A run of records

----------

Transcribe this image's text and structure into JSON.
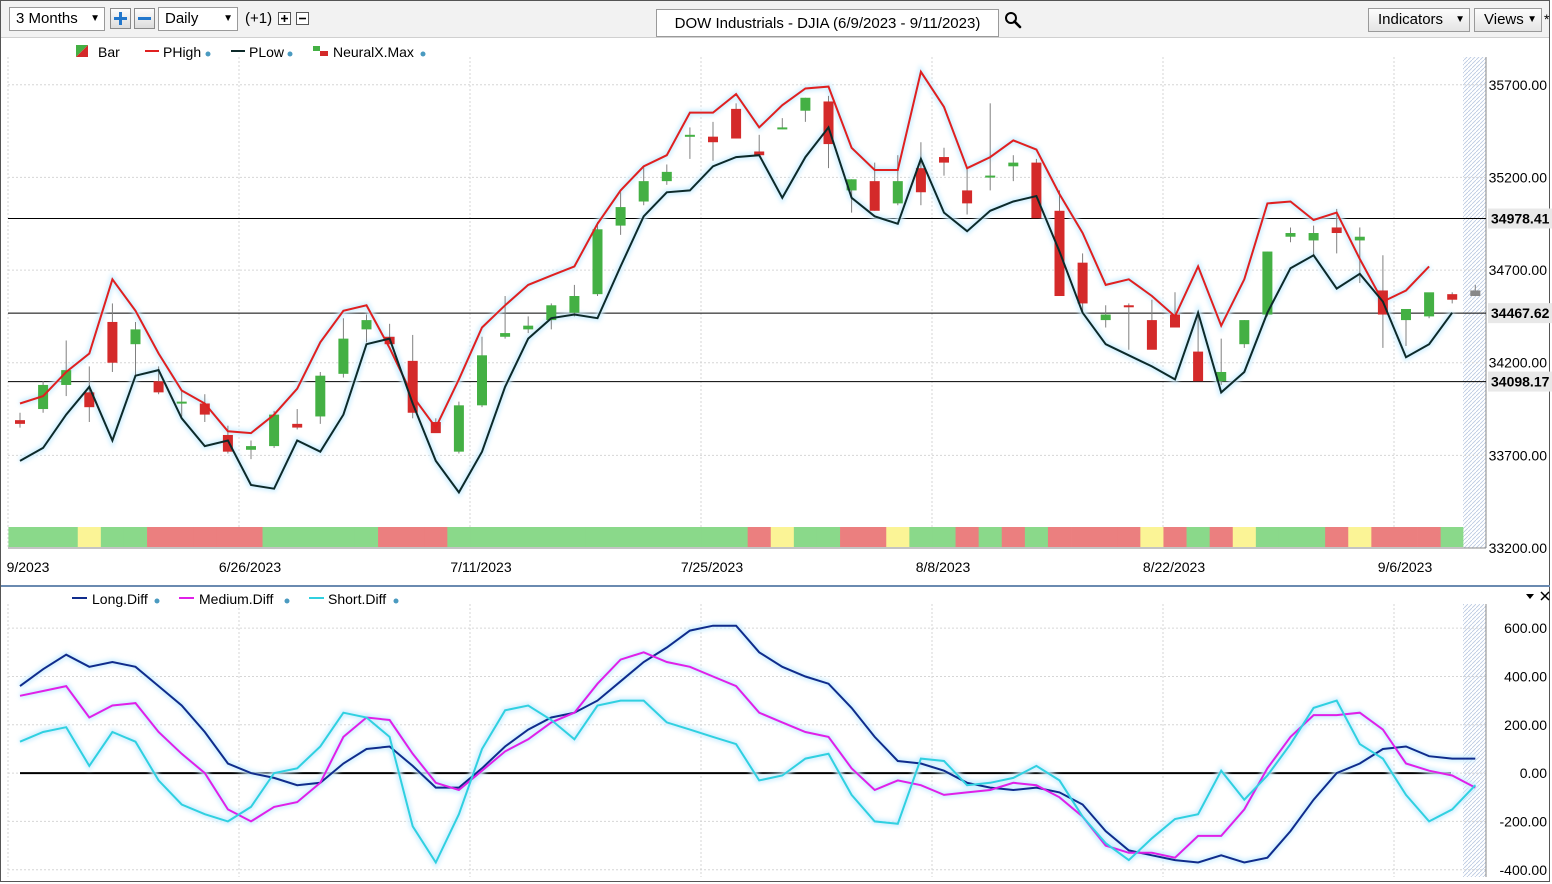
{
  "toolbar": {
    "period": "3 Months",
    "interval": "Daily",
    "step": "(+1)",
    "title": "DOW Industrials - DJIA (6/9/2023 - 9/11/2023)",
    "indicators_label": "Indicators",
    "views_label": "Views",
    "more_label": "*",
    "zoom_in_icon": "plus-icon",
    "zoom_out_icon": "minus-icon",
    "search_icon": "magnifier-icon"
  },
  "colors": {
    "up": "#44b044",
    "down": "#d42a2a",
    "phigh": "#e02020",
    "plow": "#0d2a2a",
    "long": "#102c8c",
    "medium": "#e020e8",
    "short": "#30d0e0",
    "band_green": "#8ad98a",
    "band_red": "#eb7f7f",
    "band_yellow": "#fbf496"
  },
  "chart_data": [
    {
      "type": "candlestick",
      "legend": [
        "Bar",
        "PHigh",
        "PLow",
        "NeuralX.Max"
      ],
      "x_tick_labels": [
        "9/2023",
        "6/26/2023",
        "7/11/2023",
        "7/25/2023",
        "8/8/2023",
        "8/22/2023",
        "9/6/2023"
      ],
      "y_tick_labels": [
        "35700.00",
        "35200.00",
        "34700.00",
        "34200.00",
        "33700.00",
        "33200.00"
      ],
      "ylim": [
        33200,
        35850
      ],
      "horizontal_lines": [
        {
          "label": "34978.41",
          "value": 34978.41
        },
        {
          "label": "34467.62",
          "value": 34467.62
        },
        {
          "label": "34098.17",
          "value": 34098.17
        }
      ],
      "dates": [
        "6/9",
        "6/12",
        "6/13",
        "6/14",
        "6/15",
        "6/16",
        "6/20",
        "6/21",
        "6/22",
        "6/23",
        "6/26",
        "6/27",
        "6/28",
        "6/29",
        "6/30",
        "7/3",
        "7/5",
        "7/6",
        "7/7",
        "7/10",
        "7/11",
        "7/12",
        "7/13",
        "7/14",
        "7/17",
        "7/18",
        "7/19",
        "7/20",
        "7/21",
        "7/24",
        "7/25",
        "7/26",
        "7/27",
        "7/28",
        "7/31",
        "8/1",
        "8/2",
        "8/3",
        "8/4",
        "8/7",
        "8/8",
        "8/9",
        "8/10",
        "8/11",
        "8/14",
        "8/15",
        "8/16",
        "8/17",
        "8/18",
        "8/21",
        "8/22",
        "8/23",
        "8/24",
        "8/25",
        "8/28",
        "8/29",
        "8/30",
        "8/31",
        "9/1",
        "9/5",
        "9/6",
        "9/7",
        "9/8",
        "9/11"
      ],
      "open": [
        33890,
        33950,
        34080,
        34040,
        34420,
        34300,
        34100,
        33980,
        33980,
        33810,
        33730,
        33750,
        33870,
        33910,
        34140,
        34380,
        34340,
        34210,
        33880,
        33720,
        33970,
        34340,
        34380,
        34430,
        34470,
        34570,
        34940,
        35070,
        35180,
        35430,
        35420,
        35570,
        35340,
        35470,
        35560,
        35610,
        35130,
        35180,
        35060,
        35250,
        35310,
        35130,
        35200,
        35260,
        35280,
        35020,
        34740,
        34430,
        34510,
        34430,
        34460,
        34260,
        34100,
        34300,
        34460,
        34880,
        34860,
        34930,
        34860,
        34590,
        34430,
        34450,
        34570,
        34590
      ],
      "high": [
        33930,
        34100,
        34320,
        34180,
        34520,
        34420,
        34180,
        34050,
        34030,
        33860,
        33780,
        33940,
        33950,
        34150,
        34440,
        34460,
        34410,
        34350,
        33900,
        33990,
        34340,
        34560,
        34450,
        34520,
        34620,
        34960,
        35120,
        35260,
        35270,
        35470,
        35500,
        35600,
        35430,
        35520,
        35630,
        35640,
        35190,
        35280,
        35320,
        35390,
        35360,
        35250,
        35600,
        35320,
        35300,
        35130,
        34790,
        34510,
        34520,
        34540,
        34580,
        34450,
        34330,
        34430,
        34800,
        34930,
        34940,
        35030,
        34930,
        34780,
        34470,
        34570,
        34580,
        34620
      ],
      "low": [
        33850,
        33930,
        34020,
        33880,
        34150,
        34130,
        34030,
        33910,
        33880,
        33710,
        33680,
        33740,
        33840,
        33870,
        34120,
        34310,
        34300,
        33900,
        33840,
        33710,
        33960,
        34330,
        34360,
        34380,
        34450,
        34560,
        34890,
        35050,
        35160,
        35300,
        35290,
        35410,
        35320,
        35460,
        35500,
        35250,
        35010,
        35020,
        35050,
        35050,
        35210,
        35000,
        35130,
        35180,
        35150,
        34940,
        34470,
        34390,
        34270,
        34320,
        34390,
        34110,
        34080,
        34280,
        34450,
        34850,
        34780,
        34790,
        34630,
        34280,
        34290,
        34440,
        34520,
        34560
      ],
      "close": [
        33870,
        34080,
        34160,
        33960,
        34200,
        34380,
        34040,
        33990,
        33920,
        33720,
        33750,
        33920,
        33850,
        34130,
        34330,
        34430,
        34300,
        33930,
        33820,
        33970,
        34240,
        34360,
        34400,
        34510,
        34560,
        34920,
        35040,
        35180,
        35230,
        35430,
        35390,
        35410,
        35320,
        35470,
        35630,
        35380,
        35190,
        35020,
        35180,
        35120,
        35280,
        35060,
        35210,
        35280,
        34980,
        34560,
        34520,
        34460,
        34500,
        34270,
        34390,
        34100,
        34150,
        34430,
        34800,
        34900,
        34900,
        34900,
        34880,
        34460,
        34490,
        34580,
        34540,
        34560
      ],
      "phigh": [
        33980,
        34020,
        34150,
        34250,
        34650,
        34480,
        34250,
        34050,
        33980,
        33830,
        33820,
        33920,
        34060,
        34310,
        34480,
        34510,
        34280,
        34020,
        33850,
        34110,
        34390,
        34510,
        34620,
        34670,
        34720,
        34950,
        35130,
        35260,
        35320,
        35550,
        35550,
        35650,
        35470,
        35590,
        35680,
        35690,
        35360,
        35240,
        35240,
        35770,
        35580,
        35250,
        35310,
        35400,
        35350,
        35110,
        34900,
        34620,
        34650,
        34560,
        34450,
        34720,
        34400,
        34650,
        35060,
        35070,
        34970,
        35010,
        34760,
        34530,
        34590,
        34720
      ],
      "plow": [
        33670,
        33740,
        33920,
        34070,
        33780,
        34130,
        34160,
        33900,
        33750,
        33780,
        33540,
        33520,
        33780,
        33720,
        33920,
        34300,
        34330,
        33980,
        33670,
        33500,
        33720,
        34070,
        34330,
        34440,
        34460,
        34440,
        34720,
        34990,
        35120,
        35130,
        35260,
        35310,
        35320,
        35090,
        35310,
        35470,
        35090,
        34990,
        34950,
        35300,
        35010,
        34910,
        35020,
        35070,
        35100,
        34800,
        34470,
        34300,
        34240,
        34180,
        34110,
        34470,
        34040,
        34150,
        34470,
        34710,
        34780,
        34600,
        34680,
        34530,
        34230,
        34300,
        34470
      ],
      "band": [
        "g",
        "g",
        "g",
        "y",
        "g",
        "g",
        "r",
        "r",
        "r",
        "r",
        "r",
        "g",
        "g",
        "g",
        "g",
        "g",
        "r",
        "r",
        "r",
        "g",
        "g",
        "g",
        "g",
        "g",
        "g",
        "g",
        "g",
        "g",
        "g",
        "g",
        "g",
        "g",
        "r",
        "y",
        "g",
        "g",
        "r",
        "r",
        "y",
        "g",
        "g",
        "r",
        "g",
        "r",
        "g",
        "r",
        "r",
        "r",
        "r",
        "y",
        "r",
        "g",
        "r",
        "y",
        "g",
        "g",
        "g",
        "r",
        "y",
        "r",
        "r",
        "r",
        "g",
        "g"
      ]
    },
    {
      "type": "line",
      "legend": [
        "Long.Diff",
        "Medium.Diff",
        "Short.Diff"
      ],
      "y_tick_labels": [
        "600.00",
        "400.00",
        "200.00",
        "0.00",
        "-200.00",
        "-400.00"
      ],
      "ylim": [
        -430,
        700
      ],
      "series": [
        {
          "name": "Long.Diff",
          "values": [
            360,
            430,
            490,
            440,
            460,
            440,
            360,
            280,
            170,
            40,
            0,
            -20,
            -50,
            -40,
            40,
            100,
            110,
            30,
            -60,
            -60,
            20,
            110,
            180,
            230,
            250,
            300,
            380,
            460,
            520,
            590,
            610,
            610,
            500,
            440,
            400,
            370,
            270,
            150,
            50,
            40,
            10,
            -40,
            -60,
            -70,
            -60,
            -80,
            -130,
            -240,
            -320,
            -340,
            -360,
            -370,
            -340,
            -370,
            -350,
            -240,
            -110,
            0,
            40,
            100,
            110,
            70,
            60,
            60
          ]
        },
        {
          "name": "Medium.Diff",
          "values": [
            320,
            340,
            360,
            230,
            280,
            290,
            170,
            80,
            0,
            -150,
            -200,
            -140,
            -120,
            -40,
            150,
            230,
            220,
            80,
            -40,
            -70,
            10,
            90,
            140,
            210,
            250,
            370,
            470,
            500,
            460,
            440,
            400,
            360,
            250,
            210,
            170,
            150,
            20,
            -70,
            -30,
            -50,
            -90,
            -80,
            -70,
            -40,
            -50,
            -100,
            -180,
            -300,
            -330,
            -330,
            -350,
            -260,
            -260,
            -150,
            20,
            150,
            240,
            240,
            250,
            180,
            40,
            10,
            -10,
            -60
          ]
        },
        {
          "name": "Short.Diff",
          "values": [
            130,
            170,
            190,
            30,
            170,
            130,
            -30,
            -130,
            -170,
            -200,
            -140,
            0,
            20,
            110,
            250,
            230,
            150,
            -220,
            -370,
            -170,
            100,
            260,
            280,
            220,
            140,
            280,
            300,
            300,
            210,
            180,
            150,
            120,
            -30,
            -10,
            60,
            80,
            -90,
            -200,
            -210,
            60,
            50,
            -50,
            -40,
            -20,
            30,
            -30,
            -180,
            -290,
            -360,
            -270,
            -190,
            -170,
            10,
            -110,
            -10,
            120,
            270,
            300,
            120,
            60,
            -90,
            -200,
            -150,
            -50
          ]
        }
      ],
      "zero_line": 0
    }
  ]
}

----------

Display every line of the listing that contains the string "name".

          "name": "Long.Diff",
          "name": "Medium.Diff",
          "name": "Short.Diff",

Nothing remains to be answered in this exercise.